Start Data entries

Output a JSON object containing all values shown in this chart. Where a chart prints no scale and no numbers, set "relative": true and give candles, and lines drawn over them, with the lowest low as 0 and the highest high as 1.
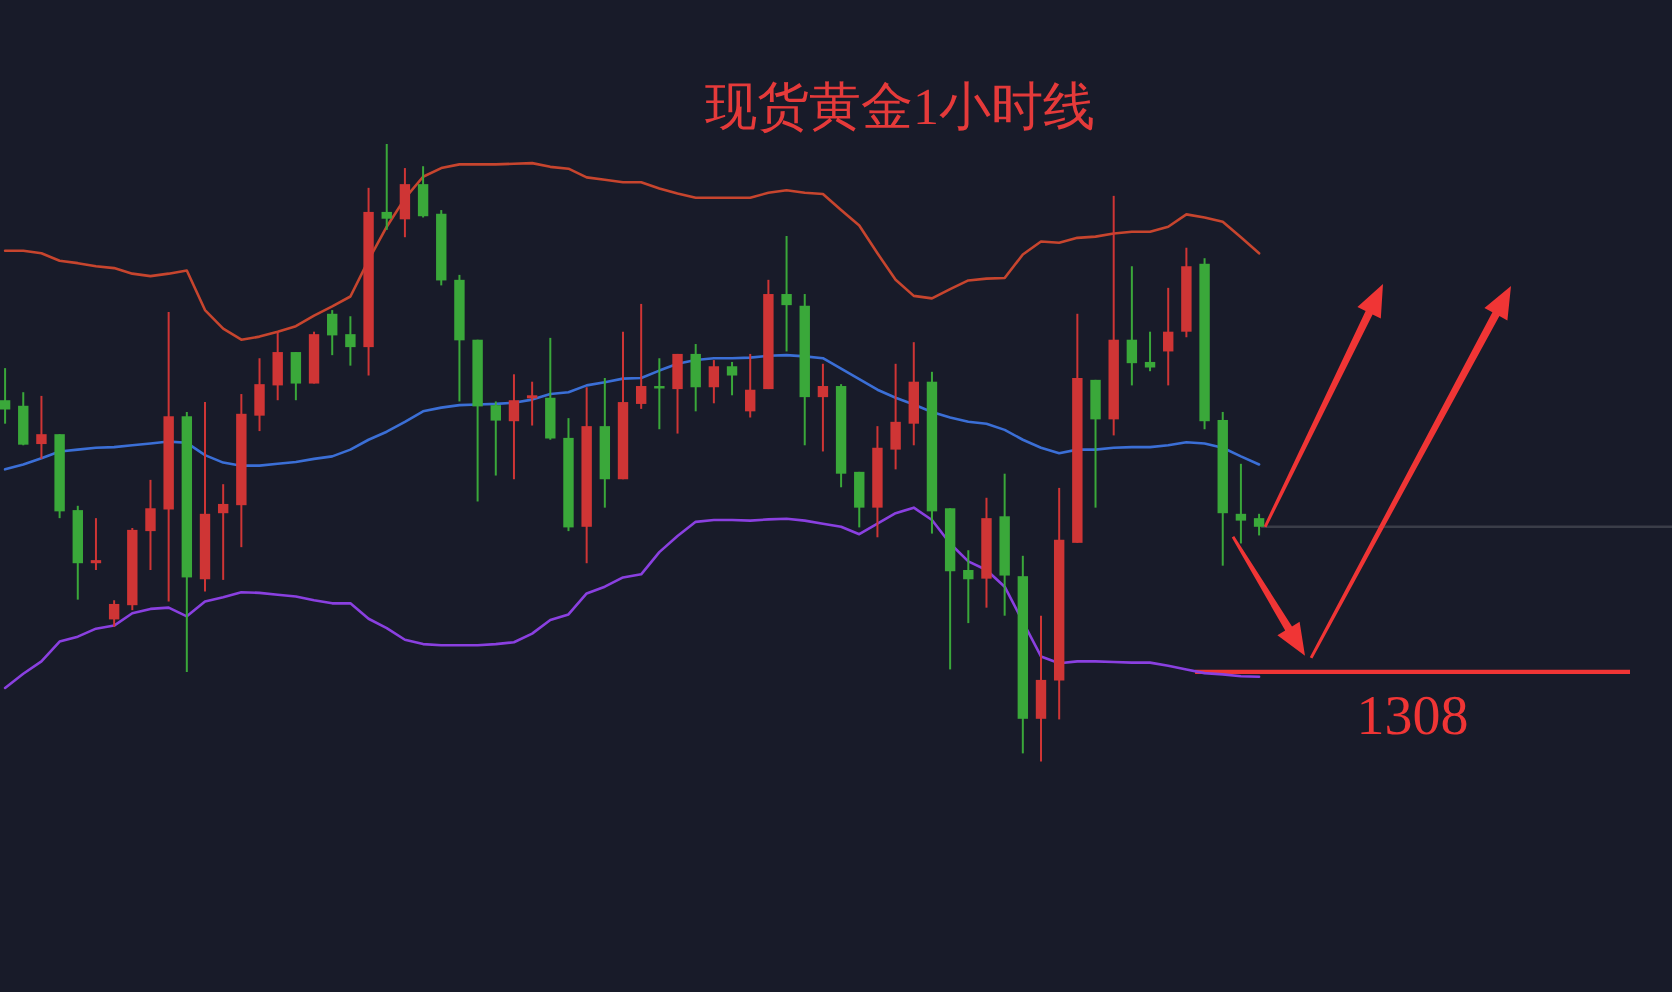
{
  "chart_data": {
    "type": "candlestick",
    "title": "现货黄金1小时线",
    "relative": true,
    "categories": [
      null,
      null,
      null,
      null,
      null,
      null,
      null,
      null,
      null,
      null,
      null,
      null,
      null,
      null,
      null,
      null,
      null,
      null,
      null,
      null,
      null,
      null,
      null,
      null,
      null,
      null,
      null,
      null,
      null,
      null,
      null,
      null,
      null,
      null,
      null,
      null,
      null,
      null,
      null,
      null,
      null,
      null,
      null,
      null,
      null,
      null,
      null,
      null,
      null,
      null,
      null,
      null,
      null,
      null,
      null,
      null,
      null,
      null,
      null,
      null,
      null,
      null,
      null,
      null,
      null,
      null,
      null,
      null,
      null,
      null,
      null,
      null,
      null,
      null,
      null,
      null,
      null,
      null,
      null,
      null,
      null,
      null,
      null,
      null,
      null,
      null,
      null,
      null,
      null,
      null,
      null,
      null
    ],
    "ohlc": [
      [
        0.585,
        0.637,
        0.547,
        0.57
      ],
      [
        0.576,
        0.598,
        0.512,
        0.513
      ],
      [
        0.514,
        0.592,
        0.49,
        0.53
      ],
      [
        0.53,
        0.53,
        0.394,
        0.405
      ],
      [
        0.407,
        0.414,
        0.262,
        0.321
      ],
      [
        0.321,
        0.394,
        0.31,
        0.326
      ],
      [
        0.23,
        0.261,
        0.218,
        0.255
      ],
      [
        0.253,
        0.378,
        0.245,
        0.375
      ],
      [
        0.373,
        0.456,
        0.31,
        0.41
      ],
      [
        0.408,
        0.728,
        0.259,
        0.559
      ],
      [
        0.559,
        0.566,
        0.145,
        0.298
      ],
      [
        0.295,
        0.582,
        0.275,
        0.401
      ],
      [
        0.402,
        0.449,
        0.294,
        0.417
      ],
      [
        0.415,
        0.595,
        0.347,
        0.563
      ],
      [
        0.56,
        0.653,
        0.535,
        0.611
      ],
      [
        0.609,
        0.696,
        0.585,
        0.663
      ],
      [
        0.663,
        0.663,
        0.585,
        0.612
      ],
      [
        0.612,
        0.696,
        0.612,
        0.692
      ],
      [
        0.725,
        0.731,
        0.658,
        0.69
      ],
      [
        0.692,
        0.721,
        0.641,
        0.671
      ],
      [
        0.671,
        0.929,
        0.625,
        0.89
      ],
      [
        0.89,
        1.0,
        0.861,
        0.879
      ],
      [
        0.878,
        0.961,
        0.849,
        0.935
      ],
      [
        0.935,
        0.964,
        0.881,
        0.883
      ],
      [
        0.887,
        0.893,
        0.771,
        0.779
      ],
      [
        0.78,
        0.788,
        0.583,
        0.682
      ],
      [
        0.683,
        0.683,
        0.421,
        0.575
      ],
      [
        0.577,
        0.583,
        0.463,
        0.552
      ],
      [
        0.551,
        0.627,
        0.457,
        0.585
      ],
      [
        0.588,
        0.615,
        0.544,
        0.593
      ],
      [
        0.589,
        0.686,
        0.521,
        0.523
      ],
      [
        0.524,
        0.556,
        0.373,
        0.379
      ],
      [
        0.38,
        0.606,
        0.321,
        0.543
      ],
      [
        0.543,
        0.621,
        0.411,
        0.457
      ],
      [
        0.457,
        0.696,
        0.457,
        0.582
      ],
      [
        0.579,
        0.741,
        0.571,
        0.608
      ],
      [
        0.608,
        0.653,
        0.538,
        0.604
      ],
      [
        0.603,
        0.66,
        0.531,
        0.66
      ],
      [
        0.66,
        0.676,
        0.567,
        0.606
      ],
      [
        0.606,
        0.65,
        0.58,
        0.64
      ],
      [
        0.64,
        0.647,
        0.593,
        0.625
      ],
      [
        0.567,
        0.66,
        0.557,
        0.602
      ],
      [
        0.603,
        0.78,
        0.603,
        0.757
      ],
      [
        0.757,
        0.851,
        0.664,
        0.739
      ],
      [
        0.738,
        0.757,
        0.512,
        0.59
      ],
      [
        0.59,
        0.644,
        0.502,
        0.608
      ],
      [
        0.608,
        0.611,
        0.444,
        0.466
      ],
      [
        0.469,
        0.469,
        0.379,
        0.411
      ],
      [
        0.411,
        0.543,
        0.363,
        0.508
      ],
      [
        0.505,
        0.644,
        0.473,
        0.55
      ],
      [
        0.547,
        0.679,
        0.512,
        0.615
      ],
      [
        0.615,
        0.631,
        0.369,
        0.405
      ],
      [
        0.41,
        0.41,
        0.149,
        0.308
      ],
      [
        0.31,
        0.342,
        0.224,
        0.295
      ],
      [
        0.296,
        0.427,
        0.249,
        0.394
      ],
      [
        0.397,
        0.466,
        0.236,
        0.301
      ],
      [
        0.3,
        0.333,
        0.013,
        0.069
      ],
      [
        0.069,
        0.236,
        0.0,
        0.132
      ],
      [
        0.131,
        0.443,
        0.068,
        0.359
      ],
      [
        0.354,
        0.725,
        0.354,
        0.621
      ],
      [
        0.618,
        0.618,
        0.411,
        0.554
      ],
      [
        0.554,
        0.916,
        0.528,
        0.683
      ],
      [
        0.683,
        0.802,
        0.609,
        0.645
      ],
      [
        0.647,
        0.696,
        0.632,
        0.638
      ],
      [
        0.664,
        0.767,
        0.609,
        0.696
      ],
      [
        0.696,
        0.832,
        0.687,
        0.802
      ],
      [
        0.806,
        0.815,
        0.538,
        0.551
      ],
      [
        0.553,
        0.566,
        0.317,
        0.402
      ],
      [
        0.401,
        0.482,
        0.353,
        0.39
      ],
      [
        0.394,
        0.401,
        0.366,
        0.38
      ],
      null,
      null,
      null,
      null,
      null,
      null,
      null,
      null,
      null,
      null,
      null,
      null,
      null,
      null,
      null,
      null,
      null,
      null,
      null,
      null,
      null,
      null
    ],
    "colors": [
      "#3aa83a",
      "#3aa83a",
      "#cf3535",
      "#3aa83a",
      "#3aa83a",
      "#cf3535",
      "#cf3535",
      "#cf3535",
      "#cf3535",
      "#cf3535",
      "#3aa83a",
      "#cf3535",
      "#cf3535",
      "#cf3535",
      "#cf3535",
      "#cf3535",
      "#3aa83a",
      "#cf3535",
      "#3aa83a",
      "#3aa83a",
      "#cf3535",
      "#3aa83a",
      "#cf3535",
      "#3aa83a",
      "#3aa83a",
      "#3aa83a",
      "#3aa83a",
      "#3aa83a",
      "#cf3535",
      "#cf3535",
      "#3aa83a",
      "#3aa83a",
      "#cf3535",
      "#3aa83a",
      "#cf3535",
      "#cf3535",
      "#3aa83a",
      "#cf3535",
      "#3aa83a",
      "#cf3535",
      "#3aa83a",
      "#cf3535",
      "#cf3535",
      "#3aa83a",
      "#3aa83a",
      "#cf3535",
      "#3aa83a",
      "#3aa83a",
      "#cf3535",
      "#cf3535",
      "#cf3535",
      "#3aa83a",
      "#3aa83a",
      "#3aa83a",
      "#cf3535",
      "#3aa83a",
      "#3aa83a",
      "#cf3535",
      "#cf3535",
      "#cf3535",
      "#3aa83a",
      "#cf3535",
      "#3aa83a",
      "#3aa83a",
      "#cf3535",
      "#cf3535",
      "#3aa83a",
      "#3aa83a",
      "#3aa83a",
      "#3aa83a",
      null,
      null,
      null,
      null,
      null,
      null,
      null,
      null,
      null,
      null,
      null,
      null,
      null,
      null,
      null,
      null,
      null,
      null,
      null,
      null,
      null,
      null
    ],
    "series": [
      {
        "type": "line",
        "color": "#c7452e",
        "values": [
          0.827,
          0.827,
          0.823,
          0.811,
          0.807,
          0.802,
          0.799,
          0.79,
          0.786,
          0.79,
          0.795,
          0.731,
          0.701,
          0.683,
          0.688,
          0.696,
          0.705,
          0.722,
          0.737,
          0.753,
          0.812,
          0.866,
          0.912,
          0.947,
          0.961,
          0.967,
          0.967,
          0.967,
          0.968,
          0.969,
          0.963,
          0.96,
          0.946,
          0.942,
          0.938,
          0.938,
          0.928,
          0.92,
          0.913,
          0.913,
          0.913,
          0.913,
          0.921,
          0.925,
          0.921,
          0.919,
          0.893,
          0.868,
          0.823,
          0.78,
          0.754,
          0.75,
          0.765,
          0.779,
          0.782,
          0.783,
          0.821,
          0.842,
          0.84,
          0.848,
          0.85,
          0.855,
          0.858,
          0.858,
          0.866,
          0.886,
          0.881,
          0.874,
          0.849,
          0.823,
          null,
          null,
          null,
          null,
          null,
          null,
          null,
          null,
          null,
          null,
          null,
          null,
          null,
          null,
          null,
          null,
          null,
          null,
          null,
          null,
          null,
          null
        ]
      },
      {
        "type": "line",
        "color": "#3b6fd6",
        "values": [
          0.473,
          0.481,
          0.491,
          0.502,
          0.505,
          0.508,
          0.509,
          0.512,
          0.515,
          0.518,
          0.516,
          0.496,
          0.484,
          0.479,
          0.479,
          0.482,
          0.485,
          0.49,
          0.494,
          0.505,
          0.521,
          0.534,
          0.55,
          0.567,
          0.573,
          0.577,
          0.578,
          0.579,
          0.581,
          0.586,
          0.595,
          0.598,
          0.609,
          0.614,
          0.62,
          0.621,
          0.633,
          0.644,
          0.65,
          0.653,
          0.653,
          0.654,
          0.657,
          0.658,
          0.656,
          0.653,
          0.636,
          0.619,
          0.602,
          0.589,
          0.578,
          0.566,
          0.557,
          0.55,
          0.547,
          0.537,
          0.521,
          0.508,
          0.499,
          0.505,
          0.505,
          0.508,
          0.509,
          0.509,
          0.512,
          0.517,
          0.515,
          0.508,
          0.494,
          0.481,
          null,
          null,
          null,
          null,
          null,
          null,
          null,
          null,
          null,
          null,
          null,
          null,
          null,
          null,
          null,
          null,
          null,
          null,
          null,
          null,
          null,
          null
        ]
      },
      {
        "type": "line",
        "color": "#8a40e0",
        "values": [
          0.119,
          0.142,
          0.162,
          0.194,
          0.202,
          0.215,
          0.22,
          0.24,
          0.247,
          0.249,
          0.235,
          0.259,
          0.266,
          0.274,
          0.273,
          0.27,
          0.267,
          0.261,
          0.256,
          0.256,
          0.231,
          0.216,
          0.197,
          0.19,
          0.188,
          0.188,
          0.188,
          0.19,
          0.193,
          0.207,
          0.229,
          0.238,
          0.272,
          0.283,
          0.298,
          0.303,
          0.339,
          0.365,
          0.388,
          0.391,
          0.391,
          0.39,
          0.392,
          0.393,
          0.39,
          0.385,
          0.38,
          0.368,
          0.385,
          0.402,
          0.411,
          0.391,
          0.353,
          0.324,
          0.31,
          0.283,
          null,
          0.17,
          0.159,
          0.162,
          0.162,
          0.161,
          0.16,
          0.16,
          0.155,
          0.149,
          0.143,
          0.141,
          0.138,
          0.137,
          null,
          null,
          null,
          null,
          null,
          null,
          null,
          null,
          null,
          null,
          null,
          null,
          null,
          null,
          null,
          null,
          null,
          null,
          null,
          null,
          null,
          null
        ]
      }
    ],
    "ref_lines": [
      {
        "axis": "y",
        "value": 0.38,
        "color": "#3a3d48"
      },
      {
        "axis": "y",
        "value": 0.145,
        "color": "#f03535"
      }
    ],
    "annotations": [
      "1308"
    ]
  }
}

End Data entries

→ To be done
Find every line in the records that has the string "true", then state how many there are and nothing else.

→ Response to this task
2